— Work to complete —
Rewrite every line from the line with "Itemize the app" to the line with "button[interactable]: @ <box>156", both included, leaving the request line unchanged and raising each box coordinate by 75.

— Data for processing —
........

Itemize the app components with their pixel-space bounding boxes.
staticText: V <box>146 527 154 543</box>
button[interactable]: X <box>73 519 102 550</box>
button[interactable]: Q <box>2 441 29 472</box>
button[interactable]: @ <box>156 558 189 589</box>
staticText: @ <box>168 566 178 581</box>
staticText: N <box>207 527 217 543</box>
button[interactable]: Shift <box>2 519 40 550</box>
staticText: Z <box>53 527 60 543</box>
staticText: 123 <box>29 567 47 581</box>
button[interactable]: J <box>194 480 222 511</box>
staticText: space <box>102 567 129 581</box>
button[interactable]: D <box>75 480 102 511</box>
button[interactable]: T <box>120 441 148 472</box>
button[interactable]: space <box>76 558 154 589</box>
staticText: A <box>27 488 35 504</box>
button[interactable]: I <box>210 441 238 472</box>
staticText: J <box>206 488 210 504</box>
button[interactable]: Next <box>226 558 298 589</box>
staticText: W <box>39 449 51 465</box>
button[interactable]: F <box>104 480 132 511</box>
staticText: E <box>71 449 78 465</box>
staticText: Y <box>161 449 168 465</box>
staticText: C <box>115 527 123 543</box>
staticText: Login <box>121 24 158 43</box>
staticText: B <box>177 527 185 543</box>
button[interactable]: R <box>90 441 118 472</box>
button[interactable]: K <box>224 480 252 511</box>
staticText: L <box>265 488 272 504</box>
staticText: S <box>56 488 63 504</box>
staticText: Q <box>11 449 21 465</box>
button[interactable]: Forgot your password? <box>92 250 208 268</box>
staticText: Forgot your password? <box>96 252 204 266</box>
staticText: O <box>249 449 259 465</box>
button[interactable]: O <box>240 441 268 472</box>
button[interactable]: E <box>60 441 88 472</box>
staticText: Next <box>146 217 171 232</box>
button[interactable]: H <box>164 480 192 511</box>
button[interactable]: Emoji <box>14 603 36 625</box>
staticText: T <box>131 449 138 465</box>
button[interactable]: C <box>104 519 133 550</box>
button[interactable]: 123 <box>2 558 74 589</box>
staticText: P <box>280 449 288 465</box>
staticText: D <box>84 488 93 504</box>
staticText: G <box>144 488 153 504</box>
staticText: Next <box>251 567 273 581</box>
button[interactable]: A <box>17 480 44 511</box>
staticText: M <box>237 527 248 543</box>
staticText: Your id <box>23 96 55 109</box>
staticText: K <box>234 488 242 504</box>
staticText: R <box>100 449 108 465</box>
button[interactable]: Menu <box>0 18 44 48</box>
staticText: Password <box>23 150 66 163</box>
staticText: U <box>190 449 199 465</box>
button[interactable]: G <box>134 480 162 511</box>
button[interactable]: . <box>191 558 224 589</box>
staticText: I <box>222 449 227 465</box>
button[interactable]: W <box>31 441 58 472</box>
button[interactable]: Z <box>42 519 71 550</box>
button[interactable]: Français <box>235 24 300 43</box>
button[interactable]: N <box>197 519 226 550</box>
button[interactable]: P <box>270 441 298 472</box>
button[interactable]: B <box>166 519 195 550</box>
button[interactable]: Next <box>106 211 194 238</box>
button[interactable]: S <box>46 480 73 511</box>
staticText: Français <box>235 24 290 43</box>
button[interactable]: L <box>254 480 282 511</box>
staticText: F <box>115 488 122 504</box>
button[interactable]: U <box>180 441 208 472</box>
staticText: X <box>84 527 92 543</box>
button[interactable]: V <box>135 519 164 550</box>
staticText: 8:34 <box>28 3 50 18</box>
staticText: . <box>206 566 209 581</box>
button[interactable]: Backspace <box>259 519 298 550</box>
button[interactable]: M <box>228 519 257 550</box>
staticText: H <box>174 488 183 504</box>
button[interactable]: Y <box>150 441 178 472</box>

........

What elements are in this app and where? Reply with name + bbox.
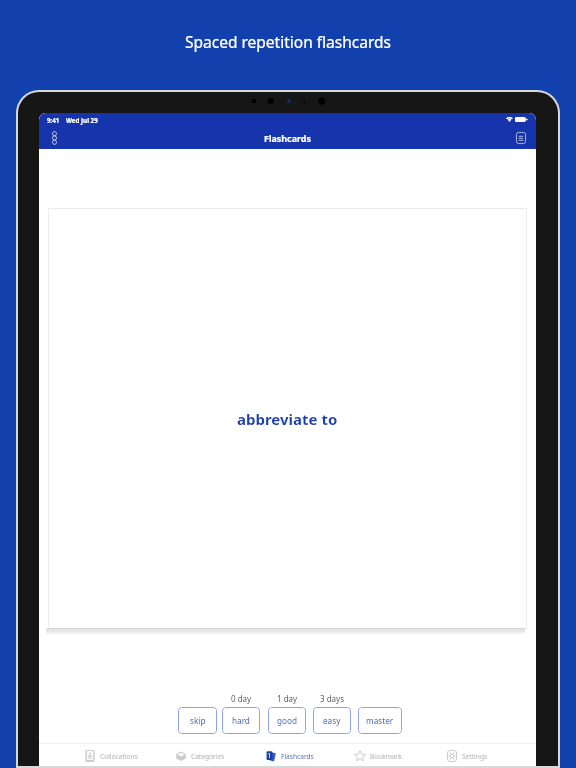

........

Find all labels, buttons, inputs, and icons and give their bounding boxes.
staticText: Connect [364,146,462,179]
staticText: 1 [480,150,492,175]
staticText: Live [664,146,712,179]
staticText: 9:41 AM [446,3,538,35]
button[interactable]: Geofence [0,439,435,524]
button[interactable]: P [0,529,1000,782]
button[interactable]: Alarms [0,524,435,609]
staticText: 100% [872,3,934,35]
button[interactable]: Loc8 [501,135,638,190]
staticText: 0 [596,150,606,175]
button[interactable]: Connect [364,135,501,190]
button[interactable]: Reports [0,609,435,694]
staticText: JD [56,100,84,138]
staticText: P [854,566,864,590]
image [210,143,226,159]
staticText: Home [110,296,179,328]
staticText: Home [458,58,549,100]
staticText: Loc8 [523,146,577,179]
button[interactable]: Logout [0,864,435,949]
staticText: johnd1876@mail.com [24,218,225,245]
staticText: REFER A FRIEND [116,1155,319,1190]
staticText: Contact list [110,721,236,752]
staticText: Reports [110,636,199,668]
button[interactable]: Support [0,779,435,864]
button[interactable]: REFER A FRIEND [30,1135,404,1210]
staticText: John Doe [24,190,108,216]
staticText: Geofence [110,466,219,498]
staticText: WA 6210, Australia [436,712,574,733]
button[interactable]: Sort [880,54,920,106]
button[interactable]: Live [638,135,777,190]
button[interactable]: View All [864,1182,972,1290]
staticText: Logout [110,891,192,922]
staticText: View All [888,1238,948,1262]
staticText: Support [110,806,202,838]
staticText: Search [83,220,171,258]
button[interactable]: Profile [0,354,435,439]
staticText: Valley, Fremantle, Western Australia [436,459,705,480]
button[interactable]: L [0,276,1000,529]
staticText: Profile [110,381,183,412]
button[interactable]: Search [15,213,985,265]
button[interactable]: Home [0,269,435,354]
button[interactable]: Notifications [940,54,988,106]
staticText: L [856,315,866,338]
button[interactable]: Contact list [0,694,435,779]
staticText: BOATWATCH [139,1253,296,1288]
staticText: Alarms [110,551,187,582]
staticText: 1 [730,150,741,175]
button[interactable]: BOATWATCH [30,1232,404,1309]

........

— The answer —
Itemize the app components with their pixel-space bounding boxes.
staticText: V <box>221 602 229 618</box>
button[interactable]: X <box>148 594 177 625</box>
button[interactable]: Q <box>77 516 104 547</box>
button[interactable]: @ <box>231 633 264 664</box>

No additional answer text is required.